> [DATA LINES]
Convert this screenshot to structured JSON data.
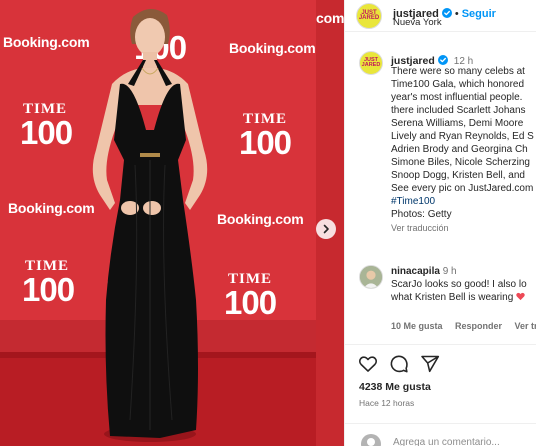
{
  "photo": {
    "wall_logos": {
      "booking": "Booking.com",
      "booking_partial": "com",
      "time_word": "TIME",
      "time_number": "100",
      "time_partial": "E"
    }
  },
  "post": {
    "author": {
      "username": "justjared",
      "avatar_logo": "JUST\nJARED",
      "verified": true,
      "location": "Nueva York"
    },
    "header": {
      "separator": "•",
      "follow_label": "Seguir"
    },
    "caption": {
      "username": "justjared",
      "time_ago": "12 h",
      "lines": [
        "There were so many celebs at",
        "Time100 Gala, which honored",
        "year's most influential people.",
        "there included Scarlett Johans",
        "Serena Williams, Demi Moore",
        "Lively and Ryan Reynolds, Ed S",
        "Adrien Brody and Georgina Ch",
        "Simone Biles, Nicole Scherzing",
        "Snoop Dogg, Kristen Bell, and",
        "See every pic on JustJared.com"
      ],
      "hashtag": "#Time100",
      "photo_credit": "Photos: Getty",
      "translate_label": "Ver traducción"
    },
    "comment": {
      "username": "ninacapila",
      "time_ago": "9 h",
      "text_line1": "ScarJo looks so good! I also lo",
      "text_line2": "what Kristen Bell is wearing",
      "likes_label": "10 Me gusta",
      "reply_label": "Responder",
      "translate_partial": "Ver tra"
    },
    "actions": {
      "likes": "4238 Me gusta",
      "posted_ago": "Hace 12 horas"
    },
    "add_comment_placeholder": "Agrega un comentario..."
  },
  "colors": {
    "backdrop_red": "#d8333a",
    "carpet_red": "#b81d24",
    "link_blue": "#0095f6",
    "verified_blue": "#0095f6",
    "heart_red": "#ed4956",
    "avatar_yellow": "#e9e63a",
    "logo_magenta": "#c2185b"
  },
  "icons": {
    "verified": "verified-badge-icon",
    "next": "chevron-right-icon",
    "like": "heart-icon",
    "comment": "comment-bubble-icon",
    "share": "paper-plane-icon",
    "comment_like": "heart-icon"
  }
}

> [WHAT YOU NEED TO DO] Without the pictures, write out every entry precisely as it appears.

> [FULL RESPONSE]
Convert this screenshot to structured JSON data.
{
  "photo": {
    "wall_logos": {
      "booking": "Booking.com",
      "booking_partial": "com",
      "time_word": "TIME",
      "time_number": "100",
      "time_partial": "E"
    }
  },
  "post": {
    "author": {
      "username": "justjared",
      "avatar_logo": "JUST\nJARED",
      "verified": true,
      "location": "Nueva York"
    },
    "header": {
      "separator": "•",
      "follow_label": "Seguir"
    },
    "caption": {
      "username": "justjared",
      "time_ago": "12 h",
      "lines": [
        "There were so many celebs at",
        "Time100 Gala, which honored",
        "year's most influential people.",
        "there included Scarlett Johans",
        "Serena Williams, Demi Moore",
        "Lively and Ryan Reynolds, Ed S",
        "Adrien Brody and Georgina Ch",
        "Simone Biles, Nicole Scherzing",
        "Snoop Dogg, Kristen Bell, and",
        "See every pic on JustJared.com"
      ],
      "hashtag": "#Time100",
      "photo_credit": "Photos: Getty",
      "translate_label": "Ver traducción"
    },
    "comment": {
      "username": "ninacapila",
      "time_ago": "9 h",
      "text_line1": "ScarJo looks so good! I also lo",
      "text_line2": "what Kristen Bell is wearing",
      "likes_label": "10 Me gusta",
      "reply_label": "Responder",
      "translate_partial": "Ver tra"
    },
    "actions": {
      "likes": "4238 Me gusta",
      "posted_ago": "Hace 12 horas"
    },
    "add_comment_placeholder": "Agrega un comentario..."
  },
  "colors": {
    "backdrop_red": "#d8333a",
    "carpet_red": "#b81d24",
    "link_blue": "#0095f6",
    "verified_blue": "#0095f6",
    "heart_red": "#ed4956",
    "avatar_yellow": "#e9e63a",
    "logo_magenta": "#c2185b"
  },
  "icons": {
    "verified": "verified-badge-icon",
    "next": "chevron-right-icon",
    "like": "heart-icon",
    "comment": "comment-bubble-icon",
    "share": "paper-plane-icon",
    "comment_like": "heart-icon"
  }
}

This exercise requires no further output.